> Task brief
Wherever the word "this" appears in the entries, copy the whole line.

━━━

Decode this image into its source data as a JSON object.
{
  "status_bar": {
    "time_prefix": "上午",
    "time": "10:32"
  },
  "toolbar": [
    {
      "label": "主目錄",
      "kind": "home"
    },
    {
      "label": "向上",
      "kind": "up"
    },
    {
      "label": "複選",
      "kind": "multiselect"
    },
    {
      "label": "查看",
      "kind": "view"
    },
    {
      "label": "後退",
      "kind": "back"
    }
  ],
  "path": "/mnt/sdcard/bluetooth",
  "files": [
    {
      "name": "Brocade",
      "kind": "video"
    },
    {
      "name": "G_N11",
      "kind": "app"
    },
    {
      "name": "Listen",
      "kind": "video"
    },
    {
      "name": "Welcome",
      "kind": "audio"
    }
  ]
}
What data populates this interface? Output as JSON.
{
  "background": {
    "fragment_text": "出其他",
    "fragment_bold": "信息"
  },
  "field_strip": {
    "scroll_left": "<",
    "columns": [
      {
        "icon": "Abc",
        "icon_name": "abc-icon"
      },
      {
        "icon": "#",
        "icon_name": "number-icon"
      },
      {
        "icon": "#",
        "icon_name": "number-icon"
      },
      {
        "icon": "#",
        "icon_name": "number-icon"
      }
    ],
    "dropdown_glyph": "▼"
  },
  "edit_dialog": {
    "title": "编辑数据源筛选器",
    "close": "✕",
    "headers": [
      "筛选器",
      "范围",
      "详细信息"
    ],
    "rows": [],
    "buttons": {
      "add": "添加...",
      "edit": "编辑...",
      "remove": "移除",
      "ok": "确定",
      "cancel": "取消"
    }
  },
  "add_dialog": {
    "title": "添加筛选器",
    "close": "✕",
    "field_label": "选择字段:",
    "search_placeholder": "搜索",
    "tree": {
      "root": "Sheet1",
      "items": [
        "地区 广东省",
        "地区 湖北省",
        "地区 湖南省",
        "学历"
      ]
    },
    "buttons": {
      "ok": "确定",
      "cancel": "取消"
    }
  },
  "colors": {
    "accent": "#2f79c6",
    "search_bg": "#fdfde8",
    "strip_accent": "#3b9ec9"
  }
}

━━━

> The result
Decode this image into its source data as a JSON object.
What data populates this interface? Output as JSON.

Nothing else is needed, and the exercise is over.